Aim
Output the full listing below exactly, without the pictures.
=== Materials provided ===
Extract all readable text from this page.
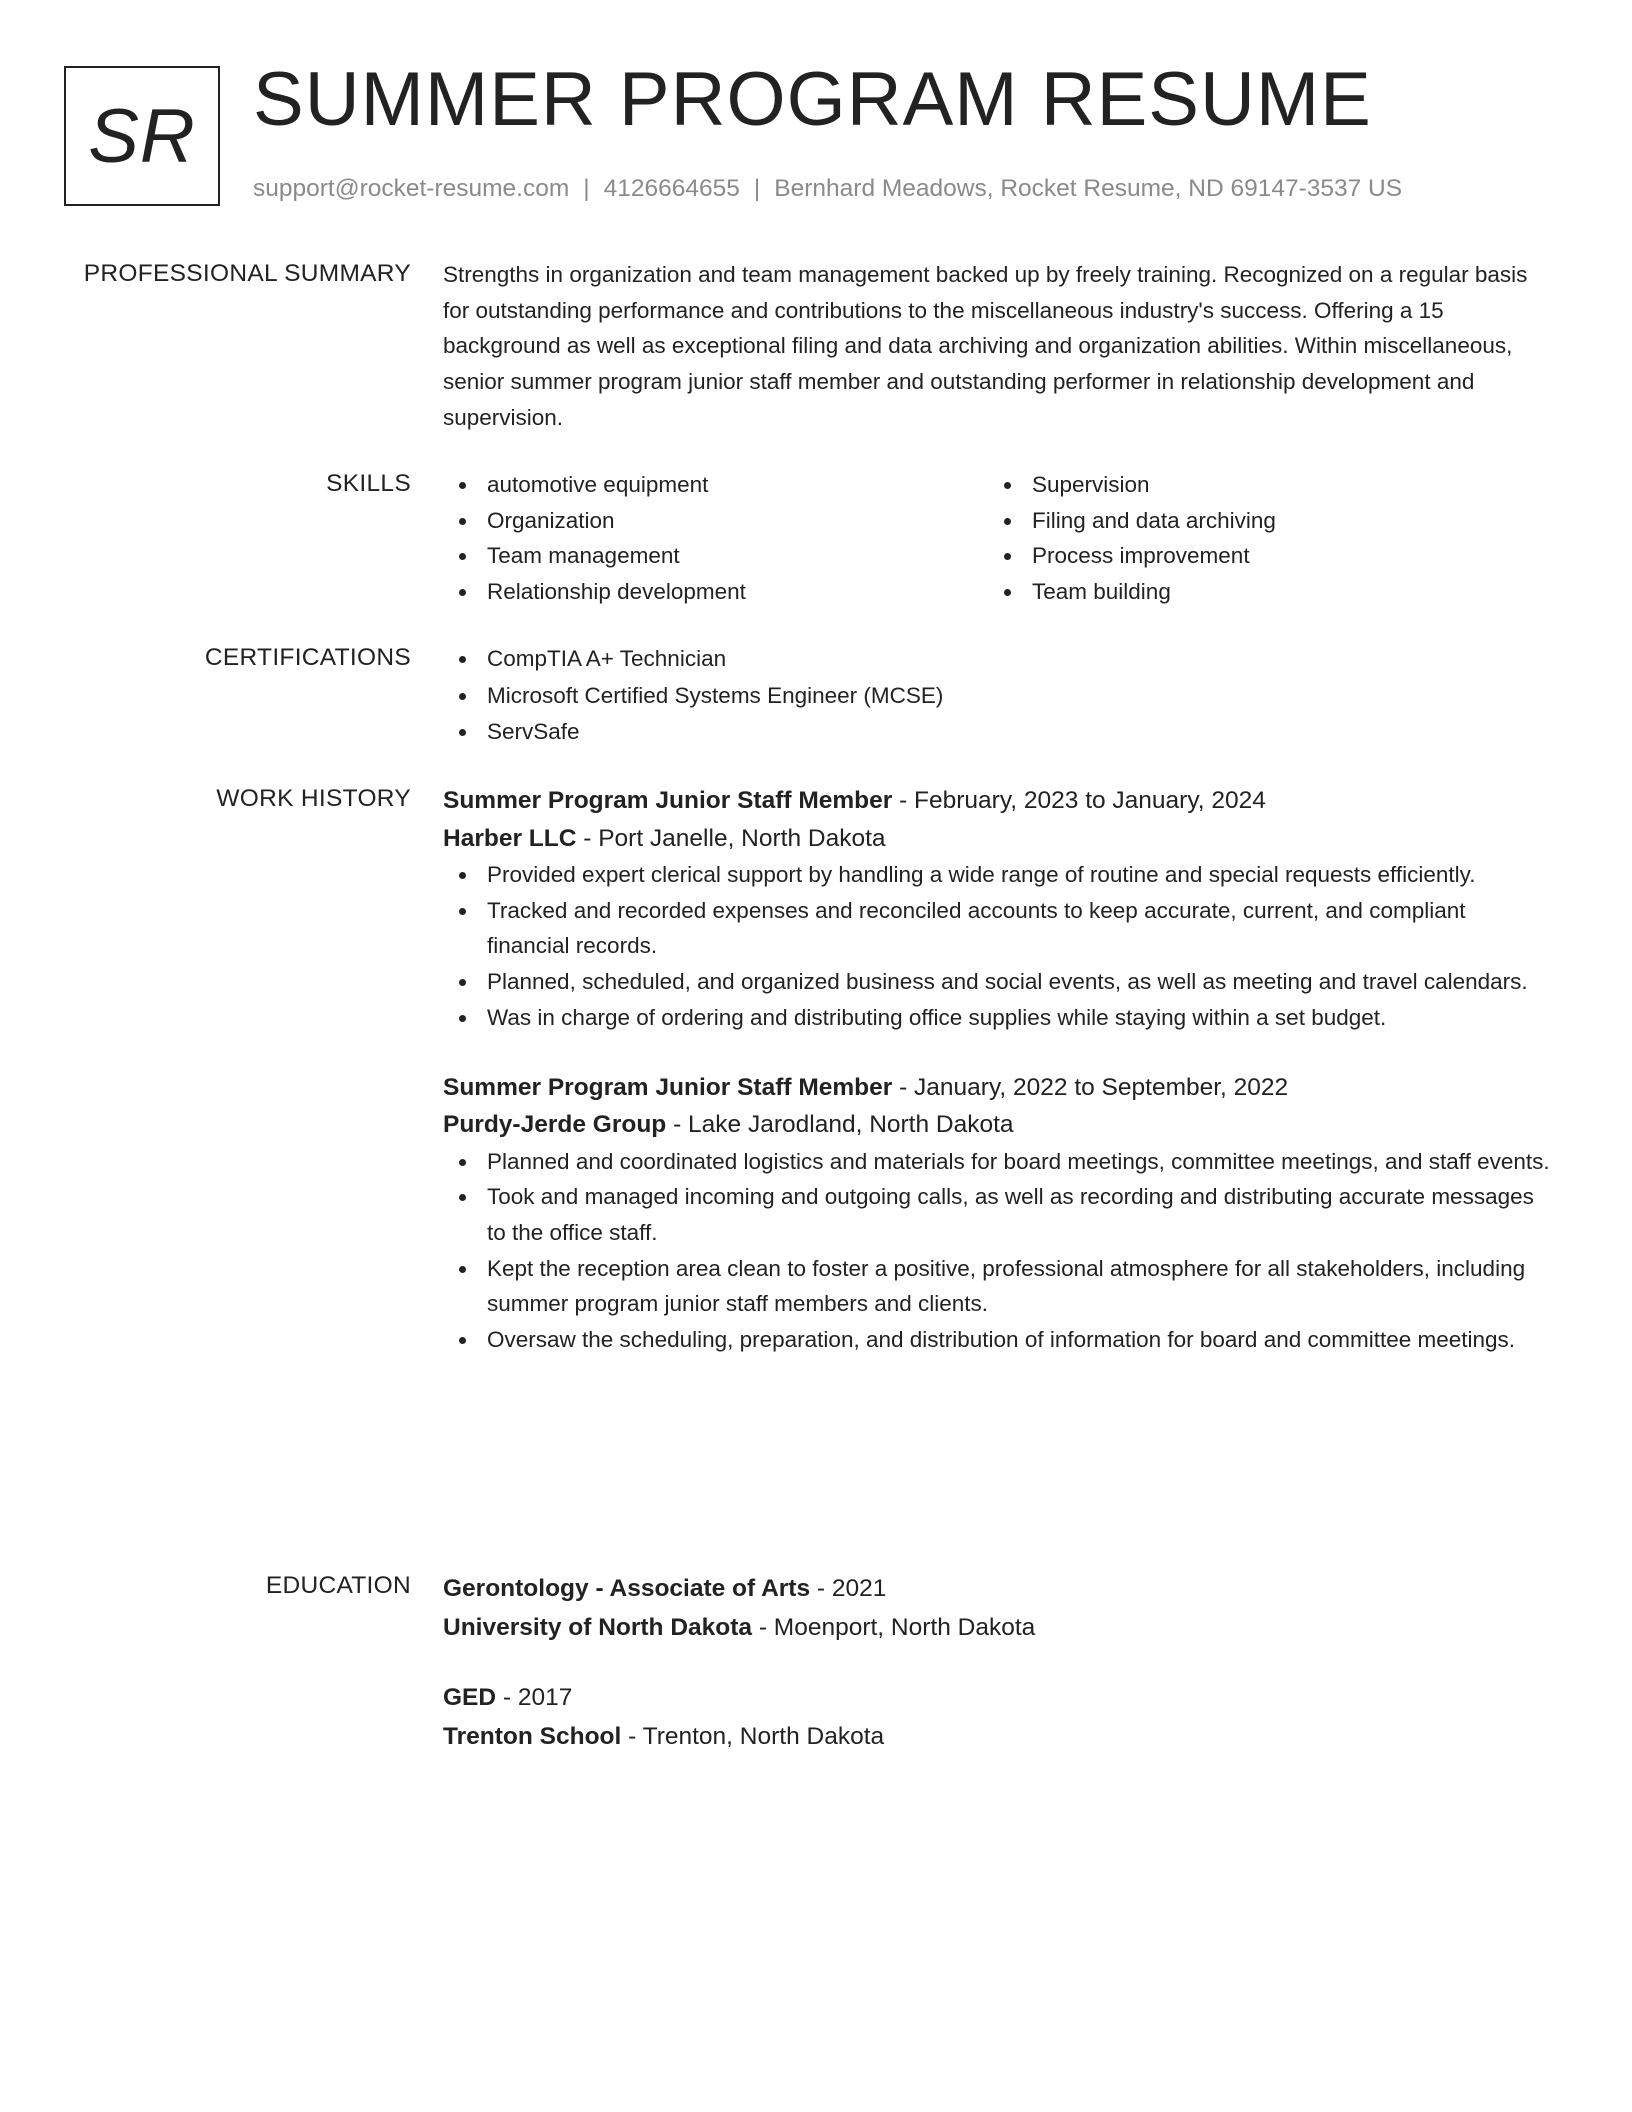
SR SUMMER PROGRAM RESUME
support@rocket-resume.com | 4126664655 | Bernhard Meadows, Rocket Resume, ND 69147-3537 US
PROFESSIONAL SUMMARY Strengths in organization and team management backed up by freely training. Recognized on a regular basis for outstanding performance and contributions to the miscellaneous industry's success. Offering a 15 background as well as exceptional filing and data archiving and organization abilities. Within miscellaneous, senior summer program junior staff member and outstanding performer in relationship development and supervision.

SKILLS	automotive equipment
Organization
Team management
Relationship development
Supervision
Filing and data archiving
Process improvement
Team building
CERTIFICATIONS	CompTIA A+ Technician
Microsoft Certified Systems Engineer (MCSE)
ServSafe
WORK HISTORY Summer Program Junior Staff Member - February, 2023 to January, 2024
Harber LLC - Port Janelle, North Dakota
Provided expert clerical support by handling a wide range of routine and special requests efficiently.
Tracked and recorded expenses and reconciled accounts to keep accurate, current, and compliant financial records.
Planned, scheduled, and organized business and social events, as well as meeting and travel calendars.
Was in charge of ordering and distributing office supplies while staying within a set budget.
Summer Program Junior Staff Member - January, 2022 to September, 2022
Purdy-Jerde Group - Lake Jarodland, North Dakota
Planned and coordinated logistics and materials for board meetings, committee meetings, and staff events.
Took and managed incoming and outgoing calls, as well as recording and distributing accurate messages to the office staff.
Kept the reception area clean to foster a positive, professional atmosphere for all stakeholders, including summer program junior staff members and clients.
Oversaw the scheduling, preparation, and distribution of information for board and committee meetings.
EDUCATION Gerontology - Associate of Arts - 2021
University of North Dakota - Moenport, North Dakota
GED - 2017
Trenton School - Trenton, North Dakota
===
The output
Extract all readable text from this page.
SR SUMMER PROGRAM RESUME
support@rocket-resume.com | 4126664655 | Bernhard Meadows, Rocket Resume, ND 69147-3537 US
PROFESSIONAL SUMMARY Strengths in organization and team management backed up by freely training. Recognized on a regular basis for outstanding performance and contributions to the miscellaneous industry's success. Offering a 15 background as well as exceptional filing and data archiving and organization abilities. Within miscellaneous, senior summer program junior staff member and outstanding performer in relationship development and supervision.

SKILLS	automotive equipment
Organization
Team management
Relationship development
Supervision
Filing and data archiving
Process improvement
Team building
CERTIFICATIONS	CompTIA A+ Technician
Microsoft Certified Systems Engineer (MCSE)
ServSafe
WORK HISTORY Summer Program Junior Staff Member - February, 2023 to January, 2024
Harber LLC - Port Janelle, North Dakota
Provided expert clerical support by handling a wide range of routine and special requests efficiently.
Tracked and recorded expenses and reconciled accounts to keep accurate, current, and compliant financial records.
Planned, scheduled, and organized business and social events, as well as meeting and travel calendars.
Was in charge of ordering and distributing office supplies while staying within a set budget.
Summer Program Junior Staff Member - January, 2022 to September, 2022
Purdy-Jerde Group - Lake Jarodland, North Dakota
Planned and coordinated logistics and materials for board meetings, committee meetings, and staff events.
Took and managed incoming and outgoing calls, as well as recording and distributing accurate messages to the office staff.
Kept the reception area clean to foster a positive, professional atmosphere for all stakeholders, including summer program junior staff members and clients.
Oversaw the scheduling, preparation, and distribution of information for board and committee meetings.
EDUCATION Gerontology - Associate of Arts - 2021
University of North Dakota - Moenport, North Dakota
GED - 2017
Trenton School - Trenton, North Dakota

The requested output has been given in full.